Task brief: Each entry below is to be duplicated verbatim.

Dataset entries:
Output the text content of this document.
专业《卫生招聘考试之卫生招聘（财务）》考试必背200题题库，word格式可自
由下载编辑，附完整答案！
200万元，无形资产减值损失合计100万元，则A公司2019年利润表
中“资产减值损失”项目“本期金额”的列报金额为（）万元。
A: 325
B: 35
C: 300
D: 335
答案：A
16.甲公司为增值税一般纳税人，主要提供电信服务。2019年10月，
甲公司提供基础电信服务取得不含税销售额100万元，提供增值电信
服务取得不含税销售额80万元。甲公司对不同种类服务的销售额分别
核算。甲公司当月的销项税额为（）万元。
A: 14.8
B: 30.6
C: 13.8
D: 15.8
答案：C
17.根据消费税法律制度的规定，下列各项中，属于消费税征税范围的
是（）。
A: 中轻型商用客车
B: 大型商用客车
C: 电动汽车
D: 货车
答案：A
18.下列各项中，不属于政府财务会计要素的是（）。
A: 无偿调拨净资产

Reply to the exercise:
Output the text content of this document.
专业《卫生招聘考试之卫生招聘（财务）》考试必背200题题库，word格式可自
由下载编辑，附完整答案！
200万元，无形资产减值损失合计100万元，则A公司2019年利润表
中“资产减值损失”项目“本期金额”的列报金额为（）万元。
A: 325
B: 35
C: 300
D: 335
答案：A
16.甲公司为增值税一般纳税人，主要提供电信服务。2019年10月，
甲公司提供基础电信服务取得不含税销售额100万元，提供增值电信
服务取得不含税销售额80万元。甲公司对不同种类服务的销售额分别
核算。甲公司当月的销项税额为（）万元。
A: 14.8
B: 30.6
C: 13.8
D: 15.8
答案：C
17.根据消费税法律制度的规定，下列各项中，属于消费税征税范围的
是（）。
A: 中轻型商用客车
B: 大型商用客车
C: 电动汽车
D: 货车
答案：A
18.下列各项中，不属于政府财务会计要素的是（）。
A: 无偿调拨净资产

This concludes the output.